= Data for this task =
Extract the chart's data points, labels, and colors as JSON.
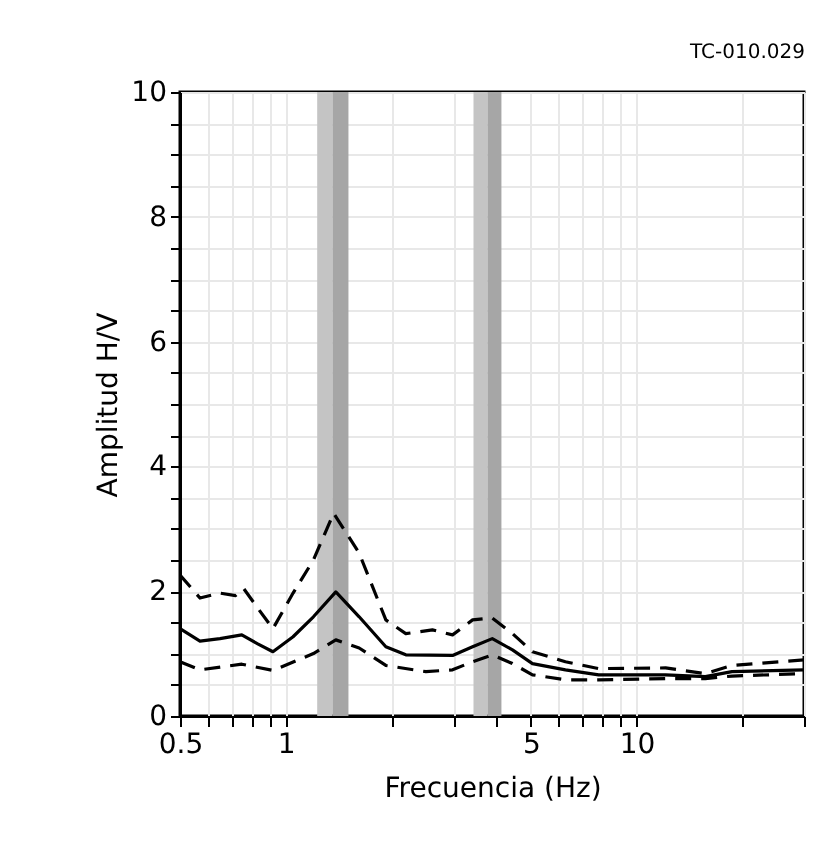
{
  "chart_data": {
    "type": "line",
    "xlabel": "Frecuencia (Hz)",
    "ylabel": "Amplitud H/V",
    "annotations": [
      "TC-010.029"
    ],
    "log": "x",
    "grid": true,
    "xlim": [
      0.5,
      30
    ],
    "ylim": [
      0,
      10
    ],
    "xticks": [
      0.5,
      {
        "value": 0.6,
        "label": null
      },
      {
        "value": 0.7,
        "label": null
      },
      {
        "value": 0.8,
        "label": null
      },
      {
        "value": 0.9,
        "label": null
      },
      1,
      {
        "value": 2,
        "label": null
      },
      {
        "value": 3,
        "label": null
      },
      {
        "value": 4,
        "label": null
      },
      5,
      {
        "value": 6,
        "label": null
      },
      {
        "value": 7,
        "label": null
      },
      {
        "value": 8,
        "label": null
      },
      {
        "value": 9,
        "label": null
      },
      10,
      {
        "value": 20,
        "label": null
      },
      {
        "value": 30,
        "label": null
      }
    ],
    "yticks": [
      0,
      {
        "value": 0.5,
        "label": null
      },
      {
        "value": 1,
        "label": null
      },
      {
        "value": 1.5,
        "label": null
      },
      2,
      {
        "value": 2.5,
        "label": null
      },
      {
        "value": 3,
        "label": null
      },
      {
        "value": 3.5,
        "label": null
      },
      4,
      {
        "value": 4.5,
        "label": null
      },
      {
        "value": 5,
        "label": null
      },
      {
        "value": 5.5,
        "label": null
      },
      6,
      {
        "value": 6.5,
        "label": null
      },
      {
        "value": 7,
        "label": null
      },
      {
        "value": 7.5,
        "label": null
      },
      8,
      {
        "value": 8.5,
        "label": null
      },
      {
        "value": 9,
        "label": null
      },
      {
        "value": 9.5,
        "label": null
      },
      10
    ],
    "bands": [
      {
        "axis": "x",
        "from": 1.23,
        "to": 1.36,
        "color": "#c4c4c4"
      },
      {
        "axis": "x",
        "from": 1.36,
        "to": 1.51,
        "color": "#a6a6a6"
      },
      {
        "axis": "x",
        "from": 3.43,
        "to": 3.76,
        "color": "#c4c4c4"
      },
      {
        "axis": "x",
        "from": 3.76,
        "to": 4.12,
        "color": "#a6a6a6"
      }
    ],
    "series": [
      {
        "color": "#000000",
        "line_style": "solid",
        "x": [
          0.5,
          0.57,
          0.65,
          0.75,
          0.83,
          0.92,
          1.05,
          1.2,
          1.39,
          1.62,
          1.93,
          2.2,
          2.99,
          3.41,
          3.88,
          4.43,
          5.05,
          6.27,
          7.8,
          12.1,
          15.7,
          18.7,
          30
        ],
        "values": [
          1.4,
          1.2,
          1.24,
          1.3,
          1.16,
          1.03,
          1.27,
          1.59,
          1.99,
          1.59,
          1.11,
          0.98,
          0.97,
          1.11,
          1.24,
          1.06,
          0.84,
          0.74,
          0.66,
          0.66,
          0.63,
          0.71,
          0.74
        ]
      },
      {
        "color": "#000000",
        "line_style": "dashed",
        "x": [
          0.5,
          0.57,
          0.65,
          0.72,
          0.76,
          0.84,
          0.92,
          1.05,
          1.2,
          1.37,
          1.62,
          1.93,
          2.2,
          2.62,
          2.99,
          3.41,
          3.88,
          4.43,
          5.05,
          6.27,
          7.8,
          12.1,
          15.7,
          18.7,
          30
        ],
        "values": [
          2.26,
          1.89,
          1.97,
          1.93,
          2.04,
          1.7,
          1.4,
          1.97,
          2.5,
          3.25,
          2.61,
          1.54,
          1.32,
          1.38,
          1.3,
          1.54,
          1.57,
          1.32,
          1.03,
          0.87,
          0.76,
          0.77,
          0.68,
          0.81,
          0.9
        ]
      },
      {
        "color": "#000000",
        "line_style": "dashed",
        "x": [
          0.5,
          0.57,
          0.75,
          0.92,
          1.2,
          1.39,
          1.62,
          1.93,
          2.51,
          2.99,
          3.41,
          3.88,
          4.43,
          5.05,
          6.27,
          7.8,
          12.1,
          15.7,
          18.7,
          30
        ],
        "values": [
          0.87,
          0.74,
          0.83,
          0.73,
          1.0,
          1.22,
          1.09,
          0.81,
          0.71,
          0.74,
          0.87,
          0.98,
          0.84,
          0.66,
          0.58,
          0.58,
          0.6,
          0.6,
          0.64,
          0.68
        ]
      }
    ]
  }
}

= Problem description =
Pictures in the records must not appear in the copy; transcribe everything else precisely.

= Task response =
Extract the chart's data points, labels, and colors as JSON.
{
  "chart_data": {
    "type": "line",
    "xlabel": "Frecuencia (Hz)",
    "ylabel": "Amplitud H/V",
    "annotations": [
      "TC-010.029"
    ],
    "log": "x",
    "grid": true,
    "xlim": [
      0.5,
      30
    ],
    "ylim": [
      0,
      10
    ],
    "xticks": [
      0.5,
      {
        "value": 0.6,
        "label": null
      },
      {
        "value": 0.7,
        "label": null
      },
      {
        "value": 0.8,
        "label": null
      },
      {
        "value": 0.9,
        "label": null
      },
      1,
      {
        "value": 2,
        "label": null
      },
      {
        "value": 3,
        "label": null
      },
      {
        "value": 4,
        "label": null
      },
      5,
      {
        "value": 6,
        "label": null
      },
      {
        "value": 7,
        "label": null
      },
      {
        "value": 8,
        "label": null
      },
      {
        "value": 9,
        "label": null
      },
      10,
      {
        "value": 20,
        "label": null
      },
      {
        "value": 30,
        "label": null
      }
    ],
    "yticks": [
      0,
      {
        "value": 0.5,
        "label": null
      },
      {
        "value": 1,
        "label": null
      },
      {
        "value": 1.5,
        "label": null
      },
      2,
      {
        "value": 2.5,
        "label": null
      },
      {
        "value": 3,
        "label": null
      },
      {
        "value": 3.5,
        "label": null
      },
      4,
      {
        "value": 4.5,
        "label": null
      },
      {
        "value": 5,
        "label": null
      },
      {
        "value": 5.5,
        "label": null
      },
      6,
      {
        "value": 6.5,
        "label": null
      },
      {
        "value": 7,
        "label": null
      },
      {
        "value": 7.5,
        "label": null
      },
      8,
      {
        "value": 8.5,
        "label": null
      },
      {
        "value": 9,
        "label": null
      },
      {
        "value": 9.5,
        "label": null
      },
      10
    ],
    "bands": [
      {
        "axis": "x",
        "from": 1.23,
        "to": 1.36,
        "color": "#c4c4c4"
      },
      {
        "axis": "x",
        "from": 1.36,
        "to": 1.51,
        "color": "#a6a6a6"
      },
      {
        "axis": "x",
        "from": 3.43,
        "to": 3.76,
        "color": "#c4c4c4"
      },
      {
        "axis": "x",
        "from": 3.76,
        "to": 4.12,
        "color": "#a6a6a6"
      }
    ],
    "series": [
      {
        "color": "#000000",
        "line_style": "solid",
        "x": [
          0.5,
          0.57,
          0.65,
          0.75,
          0.83,
          0.92,
          1.05,
          1.2,
          1.39,
          1.62,
          1.93,
          2.2,
          2.99,
          3.41,
          3.88,
          4.43,
          5.05,
          6.27,
          7.8,
          12.1,
          15.7,
          18.7,
          30
        ],
        "values": [
          1.4,
          1.2,
          1.24,
          1.3,
          1.16,
          1.03,
          1.27,
          1.59,
          1.99,
          1.59,
          1.11,
          0.98,
          0.97,
          1.11,
          1.24,
          1.06,
          0.84,
          0.74,
          0.66,
          0.66,
          0.63,
          0.71,
          0.74
        ]
      },
      {
        "color": "#000000",
        "line_style": "dashed",
        "x": [
          0.5,
          0.57,
          0.65,
          0.72,
          0.76,
          0.84,
          0.92,
          1.05,
          1.2,
          1.37,
          1.62,
          1.93,
          2.2,
          2.62,
          2.99,
          3.41,
          3.88,
          4.43,
          5.05,
          6.27,
          7.8,
          12.1,
          15.7,
          18.7,
          30
        ],
        "values": [
          2.26,
          1.89,
          1.97,
          1.93,
          2.04,
          1.7,
          1.4,
          1.97,
          2.5,
          3.25,
          2.61,
          1.54,
          1.32,
          1.38,
          1.3,
          1.54,
          1.57,
          1.32,
          1.03,
          0.87,
          0.76,
          0.77,
          0.68,
          0.81,
          0.9
        ]
      },
      {
        "color": "#000000",
        "line_style": "dashed",
        "x": [
          0.5,
          0.57,
          0.75,
          0.92,
          1.2,
          1.39,
          1.62,
          1.93,
          2.51,
          2.99,
          3.41,
          3.88,
          4.43,
          5.05,
          6.27,
          7.8,
          12.1,
          15.7,
          18.7,
          30
        ],
        "values": [
          0.87,
          0.74,
          0.83,
          0.73,
          1.0,
          1.22,
          1.09,
          0.81,
          0.71,
          0.74,
          0.87,
          0.98,
          0.84,
          0.66,
          0.58,
          0.58,
          0.6,
          0.6,
          0.64,
          0.68
        ]
      }
    ]
  }
}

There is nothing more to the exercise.